- _TEKS YANG DIBERIKAN_:
++++

Dalam kaitan itu, penerapan demokrasi dalam politik membawa
perubahan yang amat mendasar yang menjungkirbalikkan pandangan lama secara
radikal. Kedudukan patron dan rakyatnya disetarakan oleh hukum. Kekuasaan
patron dianggap tak berasal dari sumber-sumber di luar dunia, tetapi berasal
dari rakyat yang mendelegasikannya kepada pemimpin mereka. Dengan demikian,
pelanggaran dan kejahatan terhadap kesejahteraan dan hak-hak rakyat sama
berbahayanya dengan pelanggaran terhadap kekuasaan politik. Konsep kepemimpinan
pun turut berubah. Pemimpin yang baik bukanlah seorang panutan yang punya bakat
dan kebajikan etis yang lebih banyak dari rakyat yang dipimpinnya serta membawa
dalam dirinya suatu superioritas moral yang membuatnya jadi pribadi panutan
yang harus dicontoh begitu saja oleh rakyatnya. Dalam demokrasi, pemimpin
bukanlah manusia unggul, melainkan manusia biasa yang dipercaya rakyat untuk
memimpin mereka, dan kualitas kepemimpinannya sangat tergantung interaksinya
dengan mereka yang dipimpinnya.
Kontrol sosial
Pemimpin yang baik adalah seorang yang mengakui kerentanannya
terhadap kelemahan seorang manusia yang berada dalam kekuasaan, dan siap
diawasi dan dikoreksi oleh mereka yang dipimpinnya. Kekuasaan memang selalu
cenderung kepada penyelewengan, tetapi rakyat yang matang akan selalu mengawasi
bahwa seandainya pun pemimpinnya ingin menyelewengkan kekuasaan, kesempatan
penyelewengan itu harus ditutup rapat oleh kontrol sosial. Pemimpin yang baik
dan berhasil adalah dia yang membuka diri untuk diawasi, dan kepemimpinan yang
diawasi kembali mengilhami dan menggairahkan rakyat yang dipimpinnya.

++++

- _KUTIPAN ITEM_:
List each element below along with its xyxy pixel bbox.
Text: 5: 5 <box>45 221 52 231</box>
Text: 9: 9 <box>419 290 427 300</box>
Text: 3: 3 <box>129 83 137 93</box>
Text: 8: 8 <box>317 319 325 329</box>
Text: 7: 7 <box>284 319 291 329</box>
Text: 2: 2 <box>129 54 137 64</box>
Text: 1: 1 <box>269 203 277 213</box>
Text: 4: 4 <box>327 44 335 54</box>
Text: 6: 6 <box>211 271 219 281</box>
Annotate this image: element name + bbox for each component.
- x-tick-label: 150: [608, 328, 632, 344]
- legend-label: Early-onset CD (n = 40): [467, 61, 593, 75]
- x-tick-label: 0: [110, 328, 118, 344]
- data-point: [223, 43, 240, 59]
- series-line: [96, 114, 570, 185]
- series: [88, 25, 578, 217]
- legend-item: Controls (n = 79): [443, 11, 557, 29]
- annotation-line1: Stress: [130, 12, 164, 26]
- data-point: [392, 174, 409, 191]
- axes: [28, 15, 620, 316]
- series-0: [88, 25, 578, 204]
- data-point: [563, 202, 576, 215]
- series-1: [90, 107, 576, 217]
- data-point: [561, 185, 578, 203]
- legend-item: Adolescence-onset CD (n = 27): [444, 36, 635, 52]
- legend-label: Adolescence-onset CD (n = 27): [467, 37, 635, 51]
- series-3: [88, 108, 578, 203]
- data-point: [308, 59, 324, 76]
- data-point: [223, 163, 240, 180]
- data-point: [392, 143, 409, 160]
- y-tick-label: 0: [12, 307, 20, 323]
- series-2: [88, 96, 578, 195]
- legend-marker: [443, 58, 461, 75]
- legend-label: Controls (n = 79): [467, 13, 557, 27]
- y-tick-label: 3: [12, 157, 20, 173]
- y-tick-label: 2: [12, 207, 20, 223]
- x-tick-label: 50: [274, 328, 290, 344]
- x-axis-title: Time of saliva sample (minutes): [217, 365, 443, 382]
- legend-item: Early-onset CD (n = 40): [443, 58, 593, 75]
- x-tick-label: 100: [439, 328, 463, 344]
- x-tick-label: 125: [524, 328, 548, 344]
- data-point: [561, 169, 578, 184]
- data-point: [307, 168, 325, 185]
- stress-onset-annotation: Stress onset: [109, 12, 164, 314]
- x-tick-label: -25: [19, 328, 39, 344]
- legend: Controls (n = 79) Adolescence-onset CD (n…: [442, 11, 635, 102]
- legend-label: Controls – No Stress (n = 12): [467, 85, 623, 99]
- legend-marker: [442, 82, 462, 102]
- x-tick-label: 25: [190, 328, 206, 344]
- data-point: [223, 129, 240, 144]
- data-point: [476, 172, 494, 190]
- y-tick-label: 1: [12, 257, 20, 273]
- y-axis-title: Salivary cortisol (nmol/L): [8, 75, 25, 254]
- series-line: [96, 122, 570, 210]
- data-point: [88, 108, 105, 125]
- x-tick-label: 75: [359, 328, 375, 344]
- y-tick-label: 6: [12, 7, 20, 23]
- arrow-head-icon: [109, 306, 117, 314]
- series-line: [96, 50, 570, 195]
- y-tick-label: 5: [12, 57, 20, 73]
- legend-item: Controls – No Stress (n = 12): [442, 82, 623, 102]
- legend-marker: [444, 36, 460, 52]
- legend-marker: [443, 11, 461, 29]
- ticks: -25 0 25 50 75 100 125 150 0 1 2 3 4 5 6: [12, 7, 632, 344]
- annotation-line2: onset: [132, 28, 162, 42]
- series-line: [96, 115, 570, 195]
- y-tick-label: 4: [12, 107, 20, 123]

++++

- _TUGAS ANDA_:
1. Terjemahkan kalimat "Kedudukan patron dan rakyatnya disetarakan oleh hukum." dari teks tentang demokrasi dan kepemimpinan ke dalam bahasa Inggris.
2. Lanjutkan teks tentang demokrasi dan kepemimpinan setelah kalimat terakhirnya.
Item-item tersebut berasal dari sumber lain.

- _JAWABAN TUGAS_:
1. The standing of the patron and the people is made equal by law.

2.
Pandangan baru ini memerlukan waktu untuk diterima dalam
penghayatan publik dan membutuhkan sosialisasi yang terus-menerus. Namun,
sosialisasi itu tidak cukup hanya berupa pengetahuan baru yang diperoleh
melalui ceramah, kursus, dan nasihat-nasihat, tetapi harus dialami dalam
praksis politik. Masyarakat perlu mengalami dalam kenyataan politik bahwa
subversi ekonomi melalui korupsi dan penyelewengan ekonomi sama berbahayanya
untuk negara dibandingkan dengan subversi politik, yang bertujuan menggulingkan
pemerintahan yang sah. Karena, subversi ekonomi mengkhianati kesejahteraan dan
kepentingan rakyat, melukai keadilan umum, memperlemah kepercayaan rakyat
terhadap kemampuan dan kesungguhan pemegang kekuasaan, dan atas cara itu
membuat legitimasi politik menjadi rapuh, cepat atau lambat.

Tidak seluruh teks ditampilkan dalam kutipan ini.